═══ TASK INPUT ═══

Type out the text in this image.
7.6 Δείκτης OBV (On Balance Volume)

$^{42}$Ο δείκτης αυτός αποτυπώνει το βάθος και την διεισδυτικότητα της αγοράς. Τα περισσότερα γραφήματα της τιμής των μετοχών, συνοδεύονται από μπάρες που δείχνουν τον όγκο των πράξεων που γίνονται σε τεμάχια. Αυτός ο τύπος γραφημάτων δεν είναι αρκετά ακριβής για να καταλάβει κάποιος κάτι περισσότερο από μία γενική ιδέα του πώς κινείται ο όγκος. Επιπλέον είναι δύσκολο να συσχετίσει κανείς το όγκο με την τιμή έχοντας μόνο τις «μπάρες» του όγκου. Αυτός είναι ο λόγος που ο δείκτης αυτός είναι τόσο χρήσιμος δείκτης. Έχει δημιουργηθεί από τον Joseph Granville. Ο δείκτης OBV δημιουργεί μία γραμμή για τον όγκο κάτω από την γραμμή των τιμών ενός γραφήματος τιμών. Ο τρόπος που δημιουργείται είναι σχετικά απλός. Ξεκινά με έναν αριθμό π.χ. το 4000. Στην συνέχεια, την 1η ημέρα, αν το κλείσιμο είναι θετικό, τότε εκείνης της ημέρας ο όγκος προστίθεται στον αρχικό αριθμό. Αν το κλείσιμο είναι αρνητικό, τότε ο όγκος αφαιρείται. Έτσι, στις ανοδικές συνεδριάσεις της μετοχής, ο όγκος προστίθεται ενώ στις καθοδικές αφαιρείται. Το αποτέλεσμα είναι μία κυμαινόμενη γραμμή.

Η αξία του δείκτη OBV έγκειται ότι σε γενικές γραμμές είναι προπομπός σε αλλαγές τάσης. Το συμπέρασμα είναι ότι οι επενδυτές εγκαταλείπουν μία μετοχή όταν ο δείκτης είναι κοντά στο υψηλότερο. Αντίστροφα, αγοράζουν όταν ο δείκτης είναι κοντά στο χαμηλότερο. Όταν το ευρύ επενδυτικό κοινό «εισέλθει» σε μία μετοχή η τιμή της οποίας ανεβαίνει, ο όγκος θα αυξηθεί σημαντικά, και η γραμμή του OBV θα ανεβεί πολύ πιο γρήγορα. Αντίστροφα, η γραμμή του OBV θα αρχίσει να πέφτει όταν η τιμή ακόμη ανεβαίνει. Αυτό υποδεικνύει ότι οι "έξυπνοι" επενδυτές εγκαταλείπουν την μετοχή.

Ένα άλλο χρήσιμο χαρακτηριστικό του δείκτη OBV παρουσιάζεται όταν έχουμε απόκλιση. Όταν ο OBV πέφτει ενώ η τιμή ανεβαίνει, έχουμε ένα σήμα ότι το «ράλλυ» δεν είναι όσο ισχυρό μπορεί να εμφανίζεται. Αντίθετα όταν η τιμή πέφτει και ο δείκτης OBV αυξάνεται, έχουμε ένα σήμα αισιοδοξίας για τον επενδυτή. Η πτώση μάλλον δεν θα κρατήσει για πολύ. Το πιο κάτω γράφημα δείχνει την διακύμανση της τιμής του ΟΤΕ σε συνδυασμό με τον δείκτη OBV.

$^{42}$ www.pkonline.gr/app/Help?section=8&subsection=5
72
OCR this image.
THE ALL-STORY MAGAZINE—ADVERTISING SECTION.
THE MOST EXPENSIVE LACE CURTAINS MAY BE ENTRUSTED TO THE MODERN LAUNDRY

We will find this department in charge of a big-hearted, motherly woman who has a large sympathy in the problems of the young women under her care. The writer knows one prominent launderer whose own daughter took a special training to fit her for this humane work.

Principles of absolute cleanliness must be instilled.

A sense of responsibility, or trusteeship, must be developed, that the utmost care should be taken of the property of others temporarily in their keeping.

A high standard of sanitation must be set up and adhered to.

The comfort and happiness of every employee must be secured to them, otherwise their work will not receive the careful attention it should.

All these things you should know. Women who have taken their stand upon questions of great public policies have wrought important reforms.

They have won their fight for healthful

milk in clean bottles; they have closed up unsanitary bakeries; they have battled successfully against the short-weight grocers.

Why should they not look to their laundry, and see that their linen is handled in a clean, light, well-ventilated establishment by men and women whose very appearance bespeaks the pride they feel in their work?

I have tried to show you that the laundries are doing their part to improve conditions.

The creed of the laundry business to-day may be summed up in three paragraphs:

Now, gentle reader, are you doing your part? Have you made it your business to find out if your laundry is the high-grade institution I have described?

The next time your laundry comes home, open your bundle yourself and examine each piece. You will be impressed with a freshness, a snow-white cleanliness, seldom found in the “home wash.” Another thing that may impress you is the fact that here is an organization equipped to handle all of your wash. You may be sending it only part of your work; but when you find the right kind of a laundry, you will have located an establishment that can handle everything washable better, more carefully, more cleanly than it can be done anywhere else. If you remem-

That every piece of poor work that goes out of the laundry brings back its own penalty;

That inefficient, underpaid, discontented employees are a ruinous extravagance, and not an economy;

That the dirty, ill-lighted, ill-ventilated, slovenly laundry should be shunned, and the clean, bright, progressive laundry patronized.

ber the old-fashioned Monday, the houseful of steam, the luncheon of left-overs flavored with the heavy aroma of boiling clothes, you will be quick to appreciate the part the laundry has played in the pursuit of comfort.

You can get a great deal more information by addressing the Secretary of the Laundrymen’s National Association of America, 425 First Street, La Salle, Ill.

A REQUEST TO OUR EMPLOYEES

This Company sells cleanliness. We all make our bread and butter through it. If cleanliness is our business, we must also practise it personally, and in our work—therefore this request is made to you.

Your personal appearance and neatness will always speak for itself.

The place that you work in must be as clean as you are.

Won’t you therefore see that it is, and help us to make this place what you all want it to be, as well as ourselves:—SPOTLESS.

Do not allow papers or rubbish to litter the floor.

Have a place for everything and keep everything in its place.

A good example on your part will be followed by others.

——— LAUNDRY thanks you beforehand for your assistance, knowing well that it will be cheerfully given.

═══

→ STATED EXERCISE
What is needed here is an exact reproduction of all the entries.

→ FINAL ANSWER
Type out the text in this image.
7.6 Δείκτης OBV (On Balance Volume)

$^{42}$Ο δείκτης αυτός αποτυπώνει το βάθος και την διεισδυτικότητα της αγοράς. Τα περισσότερα γραφήματα της τιμής των μετοχών, συνοδεύονται από μπάρες που δείχνουν τον όγκο των πράξεων που γίνονται σε τεμάχια. Αυτός ο τύπος γραφημάτων δεν είναι αρκετά ακριβής για να καταλάβει κάποιος κάτι περισσότερο από μία γενική ιδέα του πώς κινείται ο όγκος. Επιπλέον είναι δύσκολο να συσχετίσει κανείς το όγκο με την τιμή έχοντας μόνο τις «μπάρες» του όγκου. Αυτός είναι ο λόγος που ο δείκτης αυτός είναι τόσο χρήσιμος δείκτης. Έχει δημιουργηθεί από τον Joseph Granville. Ο δείκτης OBV δημιουργεί μία γραμμή για τον όγκο κάτω από την γραμμή των τιμών ενός γραφήματος τιμών. Ο τρόπος που δημιουργείται είναι σχετικά απλός. Ξεκινά με έναν αριθμό π.χ. το 4000. Στην συνέχεια, την 1η ημέρα, αν το κλείσιμο είναι θετικό, τότε εκείνης της ημέρας ο όγκος προστίθεται στον αρχικό αριθμό. Αν το κλείσιμο είναι αρνητικό, τότε ο όγκος αφαιρείται. Έτσι, στις ανοδικές συνεδριάσεις της μετοχής, ο όγκος προστίθεται ενώ στις καθοδικές αφαιρείται. Το αποτέλεσμα είναι μία κυμαινόμενη γραμμή.

Η αξία του δείκτη OBV έγκειται ότι σε γενικές γραμμές είναι προπομπός σε αλλαγές τάσης. Το συμπέρασμα είναι ότι οι επενδυτές εγκαταλείπουν μία μετοχή όταν ο δείκτης είναι κοντά στο υψηλότερο. Αντίστροφα, αγοράζουν όταν ο δείκτης είναι κοντά στο χαμηλότερο. Όταν το ευρύ επενδυτικό κοινό «εισέλθει» σε μία μετοχή η τιμή της οποίας ανεβαίνει, ο όγκος θα αυξηθεί σημαντικά, και η γραμμή του OBV θα ανεβεί πολύ πιο γρήγορα. Αντίστροφα, η γραμμή του OBV θα αρχίσει να πέφτει όταν η τιμή ακόμη ανεβαίνει. Αυτό υποδεικνύει ότι οι "έξυπνοι" επενδυτές εγκαταλείπουν την μετοχή.

Ένα άλλο χρήσιμο χαρακτηριστικό του δείκτη OBV παρουσιάζεται όταν έχουμε απόκλιση. Όταν ο OBV πέφτει ενώ η τιμή ανεβαίνει, έχουμε ένα σήμα ότι το «ράλλυ» δεν είναι όσο ισχυρό μπορεί να εμφανίζεται. Αντίθετα όταν η τιμή πέφτει και ο δείκτης OBV αυξάνεται, έχουμε ένα σήμα αισιοδοξίας για τον επενδυτή. Η πτώση μάλλον δεν θα κρατήσει για πολύ. Το πιο κάτω γράφημα δείχνει την διακύμανση της τιμής του ΟΤΕ σε συνδυασμό με τον δείκτη OBV.

$^{42}$ www.pkonline.gr/app/Help?section=8&subsection=5
72
OCR this image.
THE ALL-STORY MAGAZINE—ADVERTISING SECTION.
THE MOST EXPENSIVE LACE CURTAINS MAY BE ENTRUSTED TO THE MODERN LAUNDRY

We will find this department in charge of a big-hearted, motherly woman who has a large sympathy in the problems of the young women under her care. The writer knows one prominent launderer whose own daughter took a special training to fit her for this humane work.

Principles of absolute cleanliness must be instilled.

A sense of responsibility, or trusteeship, must be developed, that the utmost care should be taken of the property of others temporarily in their keeping.

A high standard of sanitation must be set up and adhered to.

The comfort and happiness of every employee must be secured to them, otherwise their work will not receive the careful attention it should.

All these things you should know. Women who have taken their stand upon questions of great public policies have wrought important reforms.

They have won their fight for healthful

milk in clean bottles; they have closed up unsanitary bakeries; they have battled successfully against the short-weight grocers.

Why should they not look to their laundry, and see that their linen is handled in a clean, light, well-ventilated establishment by men and women whose very appearance bespeaks the pride they feel in their work?

I have tried to show you that the laundries are doing their part to improve conditions.

The creed of the laundry business to-day may be summed up in three paragraphs:

Now, gentle reader, are you doing your part? Have you made it your business to find out if your laundry is the high-grade institution I have described?

The next time your laundry comes home, open your bundle yourself and examine each piece. You will be impressed with a freshness, a snow-white cleanliness, seldom found in the “home wash.” Another thing that may impress you is the fact that here is an organization equipped to handle all of your wash. You may be sending it only part of your work; but when you find the right kind of a laundry, you will have located an establishment that can handle everything washable better, more carefully, more cleanly than it can be done anywhere else. If you remem-

That every piece of poor work that goes out of the laundry brings back its own penalty;

That inefficient, underpaid, discontented employees are a ruinous extravagance, and not an economy;

That the dirty, ill-lighted, ill-ventilated, slovenly laundry should be shunned, and the clean, bright, progressive laundry patronized.

ber the old-fashioned Monday, the houseful of steam, the luncheon of left-overs flavored with the heavy aroma of boiling clothes, you will be quick to appreciate the part the laundry has played in the pursuit of comfort.

You can get a great deal more information by addressing the Secretary of the Laundrymen’s National Association of America, 425 First Street, La Salle, Ill.

A REQUEST TO OUR EMPLOYEES

This Company sells cleanliness. We all make our bread and butter through it. If cleanliness is our business, we must also practise it personally, and in our work—therefore this request is made to you.

Your personal appearance and neatness will always speak for itself.

The place that you work in must be as clean as you are.

Won’t you therefore see that it is, and help us to make this place what you all want it to be, as well as ourselves:—SPOTLESS.

Do not allow papers or rubbish to litter the floor.

Have a place for everything and keep everything in its place.

A good example on your part will be followed by others.

——— LAUNDRY thanks you beforehand for your assistance, knowing well that it will be cheerfully given.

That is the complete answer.